**Request**. Put the lines of the material that open with the line containing "data-board-button[interactable]: 数据板 xyxy=(1233,30,1291,68)" and close with the line containing "section-performance-analysis[interactable]: 性能点分析 ︾" into a Markdown table. Use the columns Row and Line, and leave out any blank lines.

**Recorded data**.
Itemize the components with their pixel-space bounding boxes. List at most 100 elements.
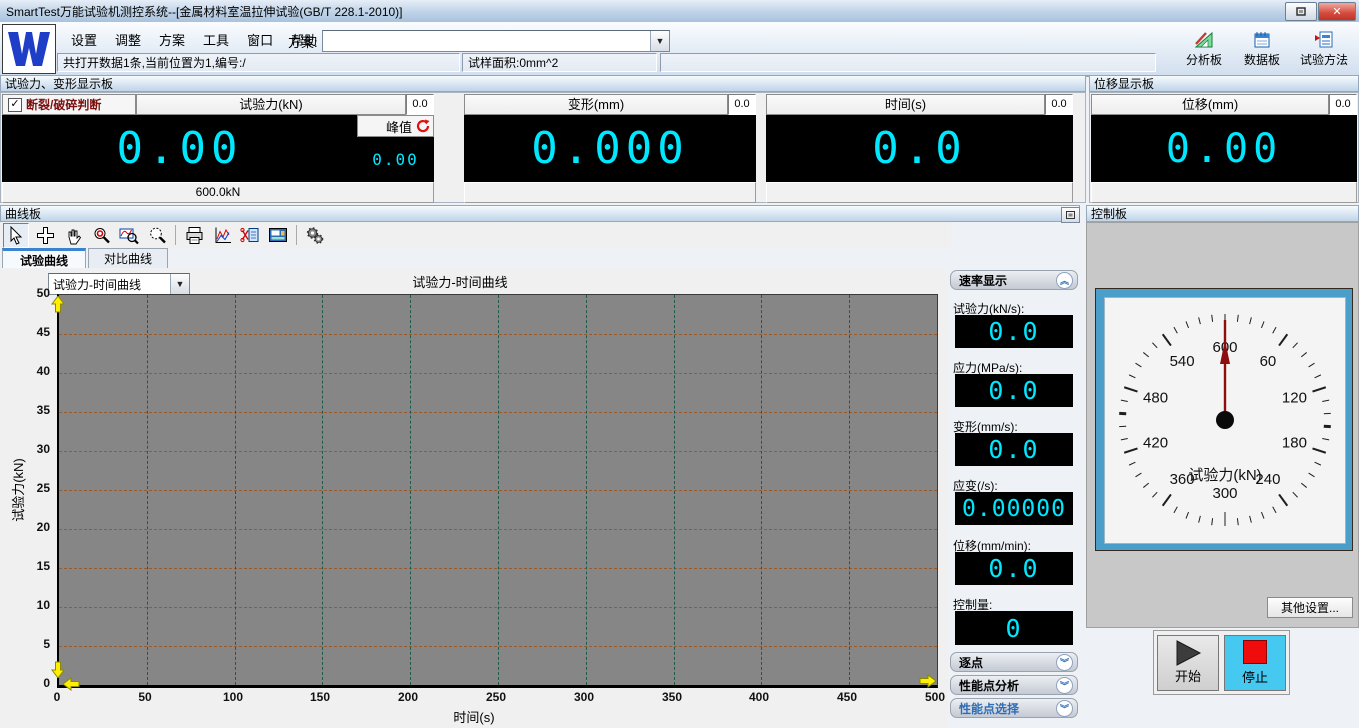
data-board-button[interactable]: 数据板 xyxy=(1233,30,1291,68)
time-footer-strip xyxy=(766,182,1073,203)
menu-item-tools[interactable]: 工具 xyxy=(194,28,238,51)
gauge-face: 60120180240300360420480540600 试验力(kN) xyxy=(1104,297,1346,544)
svg-text:60: 60 xyxy=(1260,353,1277,370)
move-cross-tool[interactable] xyxy=(33,224,57,247)
chevron-down-icon[interactable]: ▼ xyxy=(650,31,669,51)
x-tick: 400 xyxy=(735,690,783,704)
curve-panel-restore-button[interactable] xyxy=(1061,207,1080,223)
collapse-down-icon[interactable]: ︾ xyxy=(1056,700,1073,717)
status-data-info: 共打开数据1条,当前位置为1,编号:/ xyxy=(57,53,460,72)
stop-label: 停止 xyxy=(1242,667,1268,686)
plot-area[interactable] xyxy=(57,294,938,688)
curve-type-select[interactable]: 试验力-时间曲线 ▼ xyxy=(48,273,190,295)
peak-refresh-icon[interactable] xyxy=(415,119,430,134)
menu-item-adjust[interactable]: 调整 xyxy=(106,28,150,51)
section-performance-analysis[interactable]: 性能点分析 ︾ xyxy=(950,675,1078,695)
displacement-header: 位移(mm) xyxy=(1091,94,1329,115)
collapse-down-icon[interactable]: ︾ xyxy=(1056,654,1073,671)
other-settings-label: 其他设置... xyxy=(1281,599,1339,616)
force-header-value: 0.0 xyxy=(406,94,434,115)
pan-hand-tool[interactable] xyxy=(61,224,85,247)
start-button[interactable]: 开始 xyxy=(1157,635,1219,691)
section-performance-analysis-label: 性能点分析 xyxy=(959,677,1056,694)
svg-text:300: 300 xyxy=(1212,485,1237,502)
x-tick: 350 xyxy=(648,690,696,704)
zoom-out-tool[interactable] xyxy=(145,224,169,247)
svg-text:120: 120 xyxy=(1282,389,1307,406)
system-settings-tool[interactable] xyxy=(303,224,327,247)
close-window-button[interactable]: ✕ xyxy=(1318,2,1356,21)
collapse-down-icon[interactable]: ︾ xyxy=(1056,677,1073,694)
displacement-display: 0.00 xyxy=(1091,115,1357,182)
x-tick: 50 xyxy=(121,690,169,704)
rate-force-display: 0.0 xyxy=(955,315,1073,348)
status-specimen-area-text: 试样面积:0mm^2 xyxy=(468,54,558,71)
y-tick: 0 xyxy=(8,676,50,690)
analysis-board-icon xyxy=(1194,30,1214,49)
test-method-button[interactable]: 试验方法 xyxy=(1291,30,1357,68)
svg-text:540: 540 xyxy=(1170,353,1195,370)
x-axis-right-marker[interactable] xyxy=(919,674,936,688)
tab-test-curve[interactable]: 试验曲线 xyxy=(2,248,86,268)
gear-icon xyxy=(305,226,325,245)
y-tick: 10 xyxy=(8,598,50,612)
rate-strain-value: 0.00000 xyxy=(962,496,1066,522)
svg-text:420: 420 xyxy=(1143,435,1168,452)
copy-curve-tool[interactable] xyxy=(238,224,262,247)
chevron-down-icon[interactable]: ▼ xyxy=(170,274,189,294)
force-value: 0.00 xyxy=(117,123,243,174)
window-titlebar: SmartTest万能试验机测控系统--[金属材料室温拉伸试验(GB/T 228… xyxy=(0,0,1359,23)
y-axis-label: 试验力(kN) xyxy=(8,435,24,545)
displacement-panel-title: 位移显示板 xyxy=(1094,77,1154,91)
zoom-in-tool[interactable] xyxy=(89,224,113,247)
curve-toolbar xyxy=(0,222,951,248)
time-header-label: 时间(s) xyxy=(885,97,926,112)
section-point-by-point[interactable]: 逐点 ︾ xyxy=(950,652,1078,672)
peak-bar: 峰值 xyxy=(357,115,434,137)
zoom-in-icon xyxy=(92,226,111,245)
gauge-dial-icon: 60120180240300360420480540600 xyxy=(1105,298,1345,543)
rate-displacement-display: 0.0 xyxy=(955,552,1073,585)
x-tick: 300 xyxy=(560,690,608,704)
other-settings-button[interactable]: 其他设置... xyxy=(1267,597,1353,618)
section-point-by-point-label: 逐点 xyxy=(959,654,1056,671)
gauge-label: 试验力(kN) xyxy=(1105,464,1345,485)
zoom-box-tool[interactable] xyxy=(117,224,141,247)
display-settings-tool[interactable] xyxy=(266,224,290,247)
y-tick: 50 xyxy=(8,286,50,300)
section-performance-select[interactable]: 性能点选择 ︾ xyxy=(950,698,1078,718)
break-judgement-checkbox[interactable]: ✓ xyxy=(8,98,22,112)
restore-panel-icon xyxy=(1066,211,1075,219)
scheme-combobox-value xyxy=(323,31,650,51)
print-tool[interactable] xyxy=(182,224,206,247)
y-axis-top-marker[interactable] xyxy=(51,296,65,313)
gridline-v xyxy=(147,295,148,685)
time-header-value: 0.0 xyxy=(1045,94,1073,115)
x-axis-left-marker[interactable] xyxy=(63,677,80,691)
menu-item-scheme[interactable]: 方案 xyxy=(150,28,194,51)
rate-panel-header[interactable]: 速率显示 ︽ xyxy=(950,270,1078,290)
scheme-combobox[interactable]: ▼ xyxy=(322,30,670,52)
force-header: 试验力(kN) xyxy=(136,94,406,115)
rate-deform-display: 0.0 xyxy=(955,433,1073,466)
gridline-v xyxy=(586,295,587,685)
smarttest-logo-icon xyxy=(6,28,52,70)
select-cursor-tool[interactable] xyxy=(3,223,29,248)
restore-window-button[interactable] xyxy=(1285,2,1317,21)
force-header-value-text: 0.0 xyxy=(412,98,427,110)
curve-style-tool[interactable] xyxy=(210,224,234,247)
x-axis-label: 时间(s) xyxy=(374,707,574,726)
section-performance-select-label: 性能点选择 xyxy=(959,700,1056,717)
y-axis-bottom-marker[interactable] xyxy=(51,661,65,678)
window-title: SmartTest万能试验机测控系统--[金属材料室温拉伸试验(GB/T 228… xyxy=(0,3,403,20)
tab-compare-curve[interactable]: 对比曲线 xyxy=(88,248,168,268)
copy-curve-icon xyxy=(240,226,260,245)
menu-item-settings[interactable]: 设置 xyxy=(62,28,106,51)
svg-text:480: 480 xyxy=(1143,389,1168,406)
stop-button[interactable]: 停止 xyxy=(1224,635,1286,691)
collapse-up-icon[interactable]: ︽ xyxy=(1056,272,1073,289)
start-label: 开始 xyxy=(1175,666,1201,685)
menu-item-window[interactable]: 窗口 xyxy=(238,28,282,51)
deform-header: 变形(mm) xyxy=(464,94,728,115)
analysis-board-button[interactable]: 分析板 xyxy=(1175,30,1233,68)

**Solution**.
| Row | Line |
|---|---|
| 1 | data-board-button[interactable]: 数据板 xyxy=(1233,30,1291,68) |
| 2 | time-footer-strip xyxy=(766,182,1073,203) |
| 3 | menu-item-tools[interactable]: 工具 xyxy=(194,28,238,51) |
| 4 | gauge-face: 60120180240300360420480540600 试验力(kN) xyxy=(1104,297,1346,544) |
| 5 | svg-text:60: 60 xyxy=(1260,353,1277,370) |
| 6 | move-cross-tool[interactable] xyxy=(33,224,57,247) |
| 7 | chevron-down-icon[interactable]: ▼ xyxy=(650,31,669,51) |
| 8 | x-tick: 400 xyxy=(735,690,783,704) |
| 9 | curve-panel-restore-button[interactable] xyxy=(1061,207,1080,223) |
| 10 | collapse-down-icon[interactable]: ︾ xyxy=(1056,700,1073,717) |
| 11 | status-data-info: 共打开数据1条,当前位置为1,编号:/ xyxy=(57,53,460,72) |
| 12 | stop-label: 停止 xyxy=(1242,667,1268,686) |
| 13 | plot-area[interactable] xyxy=(57,294,938,688) |
| 14 | curve-type-select[interactable]: 试验力-时间曲线 ▼ xyxy=(48,273,190,295) |
| 15 | peak-refresh-icon[interactable] xyxy=(415,119,430,134) |
| 16 | menu-item-adjust[interactable]: 调整 xyxy=(106,28,150,51) |
| 17 | section-performance-analysis[interactable]: 性能点分析 ︾ xyxy=(950,675,1078,695) |